Count lines with the string "Journal" in them. State the number alone.

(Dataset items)
- - - - -

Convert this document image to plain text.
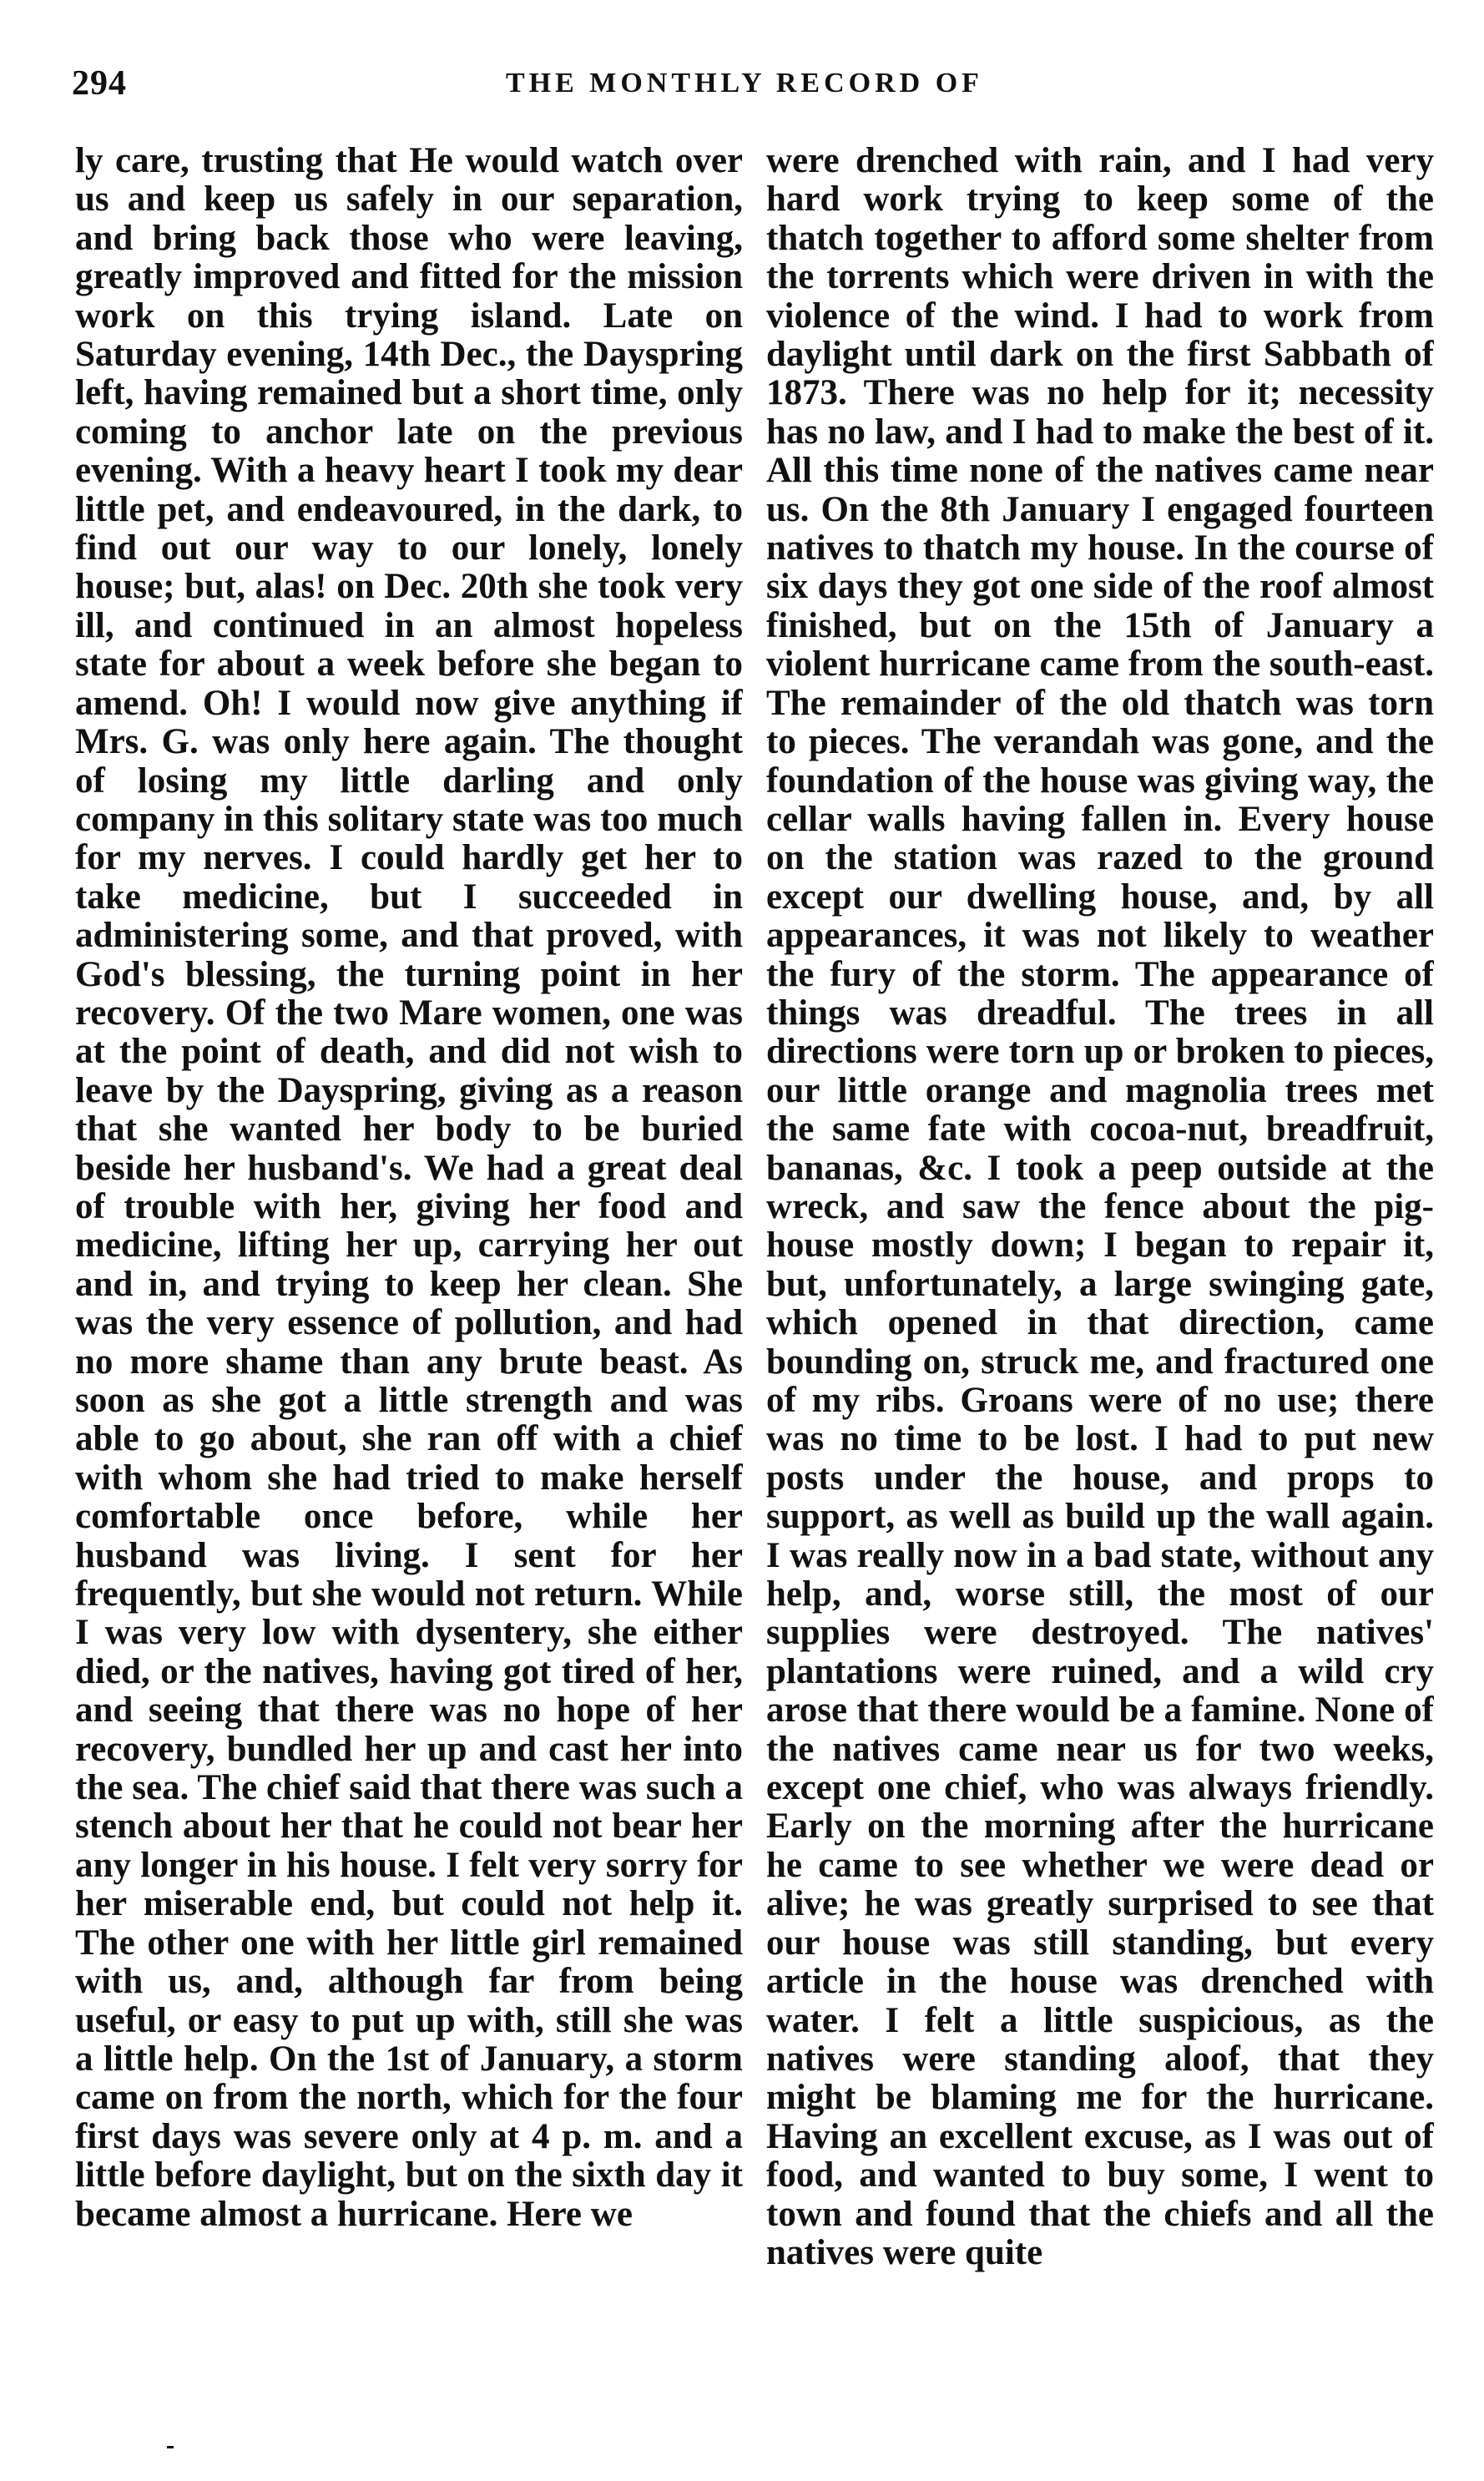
294	THE MONTHLY RECORD OF

ly care, trusting that He would watch over us and keep us safely in our separation, and bring back those who were leaving, greatly improved and fitted for the mission work on this trying island. Late on Saturday evening, 14th Dec., the Dayspring left, having remained but a short time, only coming to anchor late on the previous evening. With a heavy heart I took my dear little pet, and endeavoured, in the dark, to find out our way to our lonely, lonely house; but, alas! on Dec. 20th she took very ill, and continued in an almost hopeless state for about a week before she began to amend. Oh! I would now give anything if Mrs. G. was only here again. The thought of losing my little darling and only company in this solitary state was too much for my nerves. I could hardly get her to take medicine, but I succeeded in administering some, and that proved, with God's blessing, the turning point in her recovery. Of the two Mare women, one was at the point of death, and did not wish to leave by the Dayspring, giving as a reason that she wanted her body to be buried beside her husband's. We had a great deal of trouble with her, giving her food and medicine, lifting her up, carrying her out and in, and trying to keep her clean. She was the very essence of pollution, and had no more shame than any brute beast. As soon as she got a little strength and was able to go about, she ran off with a chief with whom she had tried to make herself comfortable once before, while her husband was living. I sent for her frequently, but she would not return. While I was very low with dysentery, she either died, or the natives, having got tired of her, and seeing that there was no hope of her recovery, bundled her up and cast her into the sea. The chief said that there was such a stench about her that he could not bear her any longer in his house. I felt very sorry for her miserable end, but could not help it. The other one with her little girl remained with us, and, although far from being useful, or easy to put up with, still she was a little help. On the 1st of January, a storm came on from the north, which for the four first days was severe only at 4 p. m. and a little before daylight, but on the sixth day it became almost a hurricane. Here we

were drenched with rain, and I had very hard work trying to keep some of the thatch together to afford some shelter from the torrents which were driven in with the violence of the wind. I had to work from daylight until dark on the first Sabbath of 1873. There was no help for it; necessity has no law, and I had to make the best of it. All this time none of the natives came near us. On the 8th January I engaged fourteen natives to thatch my house. In the course of six days they got one side of the roof almost finished, but on the 15th of January a violent hurricane came from the south-east. The remainder of the old thatch was torn to pieces. The verandah was gone, and the foundation of the house was giving way, the cellar walls having fallen in. Every house on the station was razed to the ground except our dwelling house, and, by all appearances, it was not likely to weather the fury of the storm. The appearance of things was dreadful. The trees in all directions were torn up or broken to pieces, our little orange and magnolia trees met the same fate with cocoa-nut, breadfruit, bananas, &c. I took a peep outside at the wreck, and saw the fence about the pig-house mostly down; I began to repair it, but, unfortunately, a large swinging gate, which opened in that direction, came bounding on, struck me, and fractured one of my ribs. Groans were of no use; there was no time to be lost. I had to put new posts under the house, and props to support, as well as build up the wall again. I was really now in a bad state, without any help, and, worse still, the most of our supplies were destroyed. The natives' plantations were ruined, and a wild cry arose that there would be a famine. None of the natives came near us for two weeks, except one chief, who was always friendly. Early on the morning after the hurricane he came to see whether we were dead or alive; he was greatly surprised to see that our house was still standing, but every article in the house was drenched with water. I felt a little suspicious, as the natives were standing aloof, that they might be blaming me for the hurricane. Having an excellent excuse, as I was out of food, and wanted to buy some, I went to town and found that the chiefs and all the natives were quite
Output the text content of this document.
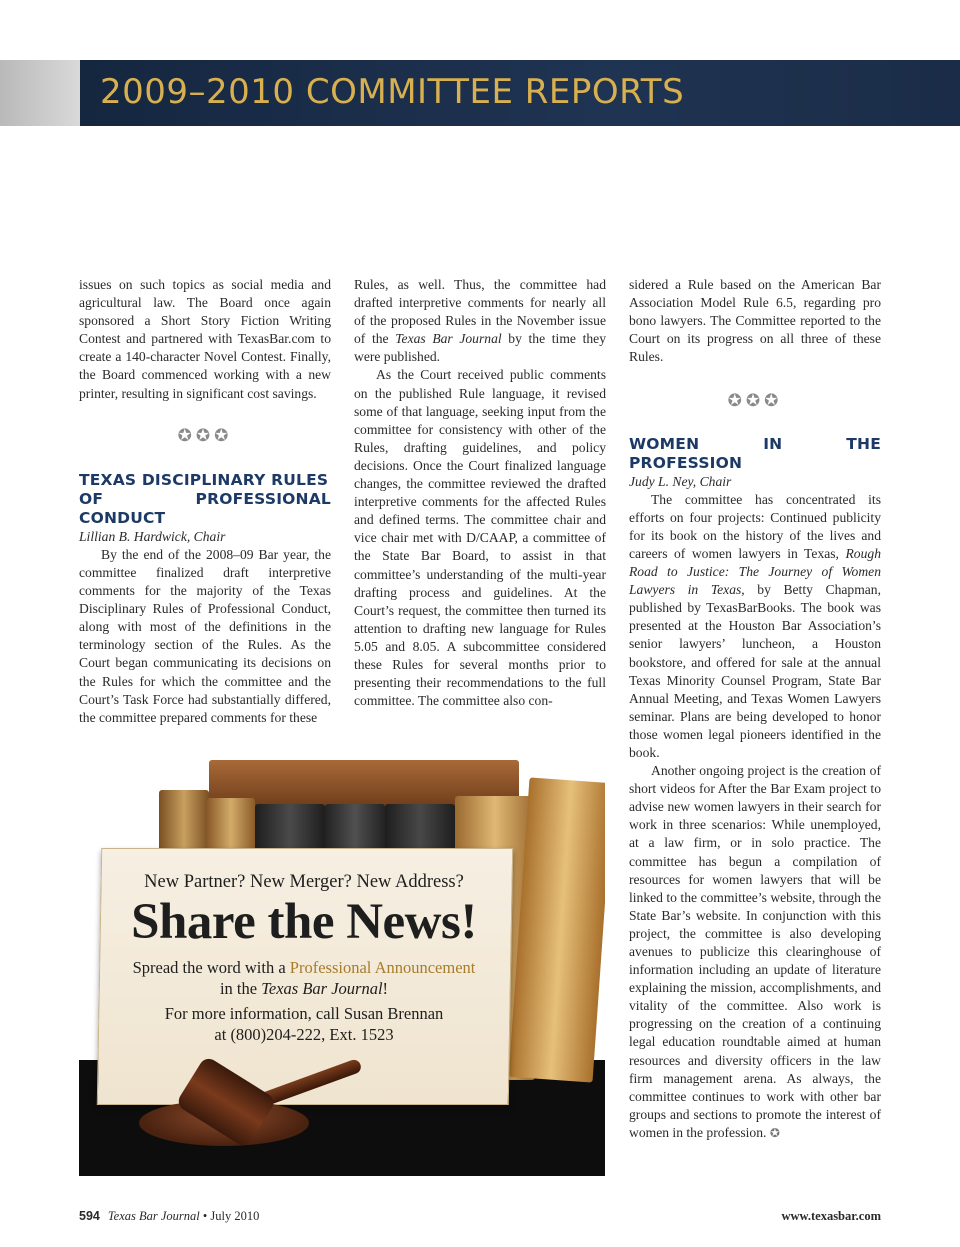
2009–2010 COMMITTEE REPORTS

issues on such topics as social media and agricultural law. The Board once again sponsored a Short Story Fiction Writing Contest and partnered with TexasBar.com to create a 140-character Novel Contest. Finally, the Board commenced working with a new printer, resulting in significant cost savings.

✪✪✪
TEXAS DISCIPLINARY RULES
OF PROFESSIONAL CONDUCT

Lillian B. Hardwick, Chair

By the end of the 2008–09 Bar year, the committee finalized draft interpretive comments for the majority of the Texas Disciplinary Rules of Professional Conduct, along with most of the definitions in the terminology section of the Rules. As the Court began communicating its decisions on the Rules for which the committee and the Court’s Task Force had substantially differed, the committee prepared comments for these

Rules, as well. Thus, the committee had drafted interpretive comments for nearly all of the proposed Rules in the November issue of the Texas Bar Journal by the time they were published.

As the Court received public comments on the published Rule language, it revised some of that language, seeking input from the committee for consistency with other of the Rules, drafting guidelines, and policy decisions. Once the Court finalized language changes, the committee reviewed the drafted interpretive comments for the affected Rules and defined terms. The committee chair and vice chair met with D/CAAP, a committee of the State Bar Board, to assist in that committee’s understanding of the multi-year drafting process and guidelines. At the Court’s request, the committee then turned its attention to drafting new language for Rules 5.05 and 8.05. A subcommittee considered these Rules for several months prior to presenting their recommendations to the full committee. The committee also con-

sidered a Rule based on the American Bar Association Model Rule 6.5, regarding pro bono lawyers. The Committee reported to the Court on its progress on all three of these Rules.

✪✪✪
WOMEN IN THE PROFESSION

Judy L. Ney, Chair

The committee has concentrated its efforts on four projects: Continued publicity for its book on the history of the lives and careers of women lawyers in Texas, Rough Road to Justice: The Journey of Women Lawyers in Texas, by Betty Chapman, published by TexasBarBooks. The book was presented at the Houston Bar Association’s senior lawyers’ luncheon, a Houston bookstore, and offered for sale at the annual Texas Minority Counsel Program, State Bar Annual Meeting, and Texas Women Lawyers seminar. Plans are being developed to honor those women legal pioneers identified in the book.

Another ongoing project is the creation of short videos for After the Bar Exam project to advise new women lawyers in their search for work in three scenarios: While unemployed, at a law firm, or in solo practice. The committee has begun a compilation of resources for women lawyers that will be linked to the committee’s website, through the State Bar’s website. In conjunction with this project, the committee is also developing avenues to publicize this clearinghouse of information including an update of literature explaining the mission, accomplishments, and vitality of the committee. Also work is progressing on the creation of a continuing legal education roundtable aimed at human resources and diversity officers in the law firm management arena. As always, the committee continues to work with other bar groups and sections to promote the interest of women in the profession. ✪

New Partner? New Merger? New Address?
Share the News!
Spread the word with a Professional Announcement
in the Texas Bar Journal!
For more information, call Susan Brennan
at (800)204-222, Ext. 1523
594 Texas Bar Journal • July 2010	www.texasbar.com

- - - - -

Answer below: 3